** OBJECTIVE **
Restate the entire listing word for word.

** DATA FOR PROCESSING **

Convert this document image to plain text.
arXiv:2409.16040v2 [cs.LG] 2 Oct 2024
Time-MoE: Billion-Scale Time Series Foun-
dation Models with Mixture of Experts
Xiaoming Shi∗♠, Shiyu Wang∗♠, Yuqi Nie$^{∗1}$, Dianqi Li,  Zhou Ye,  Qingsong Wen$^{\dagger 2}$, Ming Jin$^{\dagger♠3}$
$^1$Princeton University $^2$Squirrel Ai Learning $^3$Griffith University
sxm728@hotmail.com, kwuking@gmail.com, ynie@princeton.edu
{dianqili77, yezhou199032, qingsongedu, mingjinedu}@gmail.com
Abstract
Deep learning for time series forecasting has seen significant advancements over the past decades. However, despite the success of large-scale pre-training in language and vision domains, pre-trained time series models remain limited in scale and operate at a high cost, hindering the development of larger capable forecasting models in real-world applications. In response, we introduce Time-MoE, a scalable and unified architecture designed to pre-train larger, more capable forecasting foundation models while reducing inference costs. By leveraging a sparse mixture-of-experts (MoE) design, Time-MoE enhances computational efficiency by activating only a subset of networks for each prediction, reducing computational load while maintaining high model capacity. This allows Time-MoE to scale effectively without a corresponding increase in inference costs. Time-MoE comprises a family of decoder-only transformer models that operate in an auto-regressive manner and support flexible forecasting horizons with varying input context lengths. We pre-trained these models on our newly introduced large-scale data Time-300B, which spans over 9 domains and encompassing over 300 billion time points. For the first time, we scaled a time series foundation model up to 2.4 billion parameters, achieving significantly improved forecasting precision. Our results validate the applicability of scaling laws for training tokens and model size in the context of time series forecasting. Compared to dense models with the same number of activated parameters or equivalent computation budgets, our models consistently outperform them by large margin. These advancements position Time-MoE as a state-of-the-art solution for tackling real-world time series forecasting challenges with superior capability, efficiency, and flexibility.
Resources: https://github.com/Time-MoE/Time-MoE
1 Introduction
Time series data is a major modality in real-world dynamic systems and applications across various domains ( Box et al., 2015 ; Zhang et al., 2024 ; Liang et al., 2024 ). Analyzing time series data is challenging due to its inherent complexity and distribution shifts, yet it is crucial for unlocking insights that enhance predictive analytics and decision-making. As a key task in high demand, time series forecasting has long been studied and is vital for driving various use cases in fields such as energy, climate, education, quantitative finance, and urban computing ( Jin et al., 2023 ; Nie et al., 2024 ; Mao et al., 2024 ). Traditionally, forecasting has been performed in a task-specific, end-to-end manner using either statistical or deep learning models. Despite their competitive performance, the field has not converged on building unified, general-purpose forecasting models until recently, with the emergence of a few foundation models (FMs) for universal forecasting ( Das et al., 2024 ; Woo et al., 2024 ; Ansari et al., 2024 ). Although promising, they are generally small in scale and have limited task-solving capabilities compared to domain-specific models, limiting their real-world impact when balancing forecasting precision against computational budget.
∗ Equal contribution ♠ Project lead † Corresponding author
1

** FULL OUTPUT **
Convert this document image to plain text.
arXiv:2409.16040v2 [cs.LG] 2 Oct 2024
Time-MoE: Billion-Scale Time Series Foun-
dation Models with Mixture of Experts
Xiaoming Shi∗♠, Shiyu Wang∗♠, Yuqi Nie$^{∗1}$, Dianqi Li,  Zhou Ye,  Qingsong Wen$^{\dagger 2}$, Ming Jin$^{\dagger♠3}$
$^1$Princeton University $^2$Squirrel Ai Learning $^3$Griffith University
sxm728@hotmail.com, kwuking@gmail.com, ynie@princeton.edu
{dianqili77, yezhou199032, qingsongedu, mingjinedu}@gmail.com
Abstract
Deep learning for time series forecasting has seen significant advancements over the past decades. However, despite the success of large-scale pre-training in language and vision domains, pre-trained time series models remain limited in scale and operate at a high cost, hindering the development of larger capable forecasting models in real-world applications. In response, we introduce Time-MoE, a scalable and unified architecture designed to pre-train larger, more capable forecasting foundation models while reducing inference costs. By leveraging a sparse mixture-of-experts (MoE) design, Time-MoE enhances computational efficiency by activating only a subset of networks for each prediction, reducing computational load while maintaining high model capacity. This allows Time-MoE to scale effectively without a corresponding increase in inference costs. Time-MoE comprises a family of decoder-only transformer models that operate in an auto-regressive manner and support flexible forecasting horizons with varying input context lengths. We pre-trained these models on our newly introduced large-scale data Time-300B, which spans over 9 domains and encompassing over 300 billion time points. For the first time, we scaled a time series foundation model up to 2.4 billion parameters, achieving significantly improved forecasting precision. Our results validate the applicability of scaling laws for training tokens and model size in the context of time series forecasting. Compared to dense models with the same number of activated parameters or equivalent computation budgets, our models consistently outperform them by large margin. These advancements position Time-MoE as a state-of-the-art solution for tackling real-world time series forecasting challenges with superior capability, efficiency, and flexibility.
Resources: https://github.com/Time-MoE/Time-MoE
1 Introduction
Time series data is a major modality in real-world dynamic systems and applications across various domains ( Box et al., 2015 ; Zhang et al., 2024 ; Liang et al., 2024 ). Analyzing time series data is challenging due to its inherent complexity and distribution shifts, yet it is crucial for unlocking insights that enhance predictive analytics and decision-making. As a key task in high demand, time series forecasting has long been studied and is vital for driving various use cases in fields such as energy, climate, education, quantitative finance, and urban computing ( Jin et al., 2023 ; Nie et al., 2024 ; Mao et al., 2024 ). Traditionally, forecasting has been performed in a task-specific, end-to-end manner using either statistical or deep learning models. Despite their competitive performance, the field has not converged on building unified, general-purpose forecasting models until recently, with the emergence of a few foundation models (FMs) for universal forecasting ( Das et al., 2024 ; Woo et al., 2024 ; Ansari et al., 2024 ). Although promising, they are generally small in scale and have limited task-solving capabilities compared to domain-specific models, limiting their real-world impact when balancing forecasting precision against computational budget.
∗ Equal contribution ♠ Project lead † Corresponding author
1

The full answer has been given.